# Task goal:
From the opinion piece on Sida's evaluation system below, set down word for word the passage that begins at the words "Poor Oversight of" and ends after the words "the most common.".

# Passage:
-- START --

Opinion: How Sida’s Evaluation System Can Be Improved
It is welcome that Sida is now changing its evaluation unit. This should mean that Sida takes a holistic approach to evaluation activities, which has been lacking for many years, writes Jocke Nyberg, independent senior evaluator who has previously worked for Sida in Colombia.
This is an opinion piece. The views expressed are the author's own.
Two managers of Sida’s evaluation activities express criticism that the evaluation unit in Sida’s new organisation has “been transformed into a team far down in the organisation.” The change is said to risk threatening its independent foundation. The chair of the OECD-DAC evaluation network draws the same conclusion. Sida responds that the evaluation team has not been placed in an operational department but remains a support function for management.
It is evident that something needed to be done, given the weaknesses that the evaluation unit at Sida has exhibited for many years. Better oversight of partners’ evaluations, more focus on reviewing results and accountability, developing and communicating systems for learning from and the effects of evaluation activities. These are improvements that can now become a reality if Sida’s management and board act appropriately.
Placing the evaluation team within a unit that falls under a support department for methods and results does not necessarily lead to reduced independence. Sida’s managers have professional integrity, and evaluations will continue to receive the same, or even higher, priority.
The National Audit Office’s Review
The new organisational changes at Sida align with the recommendations from the National Audit Office’s review, which states, among other things:
Aid governance, follow-up, evaluation, and reporting must be more clearly connected.
The government needs to conduct a review of aid follow-up, evaluation, reporting, and governance.
It is difficult to assess the aid results against the goals set by the parliament based on the government’s reporting of aid results.
Therefore, the National Audit Office argues that authorities that evaluate should:
Work more strategically and selectively with evaluation as a tool to gather information about the long-term effects of interventions, portfolios, support areas, and strategies.
Develop support for Sida’s employees regarding when it is relevant to conduct evaluations of interventions and strategies and what those evaluations should focus on.
Poor Oversight of Partner-Led Evaluations
One of the weaknesses that Sida’s evaluation unit has had for many years is that it has not considered itself to have the resources to keep full track of so-called partner-led evaluations, which are evaluations led and conducted by entities other than Sida. These amount to at least a hundred per year and are by far the most common.
Within Sida’s aid, there are four categories of evaluations:
Partner-led – commissioned and led by Sida’s partners, estimated by Sida to be about 100 per year.
Decentralised – commissioned and led by Sida and project managers, mainly at embassies, about 25 per year.
Central evaluations of strategic importance – commissioned and led by Sida.
Internal reviews, 3-5 per year.
The partner-led evaluations are special. Partners formulate the terms of reference, decide which consultants can submit bids, evaluate bids, select evaluators, and are then recipients of the evaluation reports. Whether this relationship itself can be a form of conflict of interest has attracted the interest of some of Sweden’s leading anti-corruption researchers to investigate. Regardless of whether there is a conflict of interest, Sida’s evaluation unit has not prioritised the task of mapping partner-led evaluations for many years.

-- END --

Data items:
-- START --

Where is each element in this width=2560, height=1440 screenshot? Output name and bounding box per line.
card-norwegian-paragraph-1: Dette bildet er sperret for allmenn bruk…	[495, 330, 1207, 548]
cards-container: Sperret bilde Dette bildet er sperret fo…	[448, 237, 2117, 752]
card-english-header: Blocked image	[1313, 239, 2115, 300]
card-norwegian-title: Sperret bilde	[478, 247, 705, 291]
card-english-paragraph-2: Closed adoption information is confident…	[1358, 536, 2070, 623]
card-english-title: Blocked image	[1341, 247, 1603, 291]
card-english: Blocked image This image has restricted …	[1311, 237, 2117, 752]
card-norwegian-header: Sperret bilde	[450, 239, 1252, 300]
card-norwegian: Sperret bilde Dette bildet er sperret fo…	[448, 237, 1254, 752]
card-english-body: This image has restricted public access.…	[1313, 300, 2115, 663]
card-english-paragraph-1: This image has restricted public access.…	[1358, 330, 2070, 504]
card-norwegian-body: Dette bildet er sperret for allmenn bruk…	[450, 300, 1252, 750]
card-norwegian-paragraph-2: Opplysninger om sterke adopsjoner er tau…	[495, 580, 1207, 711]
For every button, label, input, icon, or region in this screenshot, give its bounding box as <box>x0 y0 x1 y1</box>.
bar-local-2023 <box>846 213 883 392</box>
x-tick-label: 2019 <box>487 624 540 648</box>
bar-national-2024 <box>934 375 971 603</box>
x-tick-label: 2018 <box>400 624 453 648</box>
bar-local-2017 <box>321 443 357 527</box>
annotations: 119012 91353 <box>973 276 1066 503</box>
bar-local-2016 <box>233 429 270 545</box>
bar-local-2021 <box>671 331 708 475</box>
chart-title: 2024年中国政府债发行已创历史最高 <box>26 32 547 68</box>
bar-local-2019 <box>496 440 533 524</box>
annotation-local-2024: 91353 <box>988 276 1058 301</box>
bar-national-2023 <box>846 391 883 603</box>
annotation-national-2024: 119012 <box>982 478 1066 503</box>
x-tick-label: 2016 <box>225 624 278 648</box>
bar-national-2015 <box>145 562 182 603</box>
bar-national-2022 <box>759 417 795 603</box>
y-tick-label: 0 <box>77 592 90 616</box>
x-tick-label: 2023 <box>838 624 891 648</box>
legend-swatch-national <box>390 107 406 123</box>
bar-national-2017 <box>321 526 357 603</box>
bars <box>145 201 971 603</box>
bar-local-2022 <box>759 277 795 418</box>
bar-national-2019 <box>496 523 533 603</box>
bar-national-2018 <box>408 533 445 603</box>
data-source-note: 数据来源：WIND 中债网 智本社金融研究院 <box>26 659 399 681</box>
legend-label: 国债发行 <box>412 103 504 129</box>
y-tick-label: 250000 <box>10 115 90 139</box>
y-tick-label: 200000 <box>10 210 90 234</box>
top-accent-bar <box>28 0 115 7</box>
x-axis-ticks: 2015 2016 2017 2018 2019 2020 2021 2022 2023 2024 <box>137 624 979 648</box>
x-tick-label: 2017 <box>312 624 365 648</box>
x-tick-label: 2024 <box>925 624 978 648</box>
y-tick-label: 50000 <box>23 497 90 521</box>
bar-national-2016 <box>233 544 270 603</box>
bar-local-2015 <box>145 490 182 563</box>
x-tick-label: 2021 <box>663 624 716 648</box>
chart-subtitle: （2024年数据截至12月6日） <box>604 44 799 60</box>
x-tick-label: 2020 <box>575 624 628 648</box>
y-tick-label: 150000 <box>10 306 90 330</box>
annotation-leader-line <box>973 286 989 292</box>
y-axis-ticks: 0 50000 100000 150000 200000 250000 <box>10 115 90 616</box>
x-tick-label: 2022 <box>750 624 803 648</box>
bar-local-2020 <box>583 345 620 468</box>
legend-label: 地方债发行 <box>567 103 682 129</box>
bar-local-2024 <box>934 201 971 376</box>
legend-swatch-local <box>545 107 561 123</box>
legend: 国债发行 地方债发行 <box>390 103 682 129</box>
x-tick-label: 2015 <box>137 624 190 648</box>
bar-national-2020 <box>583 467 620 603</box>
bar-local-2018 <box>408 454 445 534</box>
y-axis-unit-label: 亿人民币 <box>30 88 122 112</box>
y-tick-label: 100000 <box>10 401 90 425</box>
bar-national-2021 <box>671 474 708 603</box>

-- END --

# Result below:
Poor Oversight of Partner-Led Evaluations
One of the weaknesses that Sida’s evaluation unit has had for many years is that it has not considered itself to have the resources to keep full track of so-called partner-led evaluations, which are evaluations led and conducted by entities other than Sida. These amount to at least a hundred per year and are by far the most common.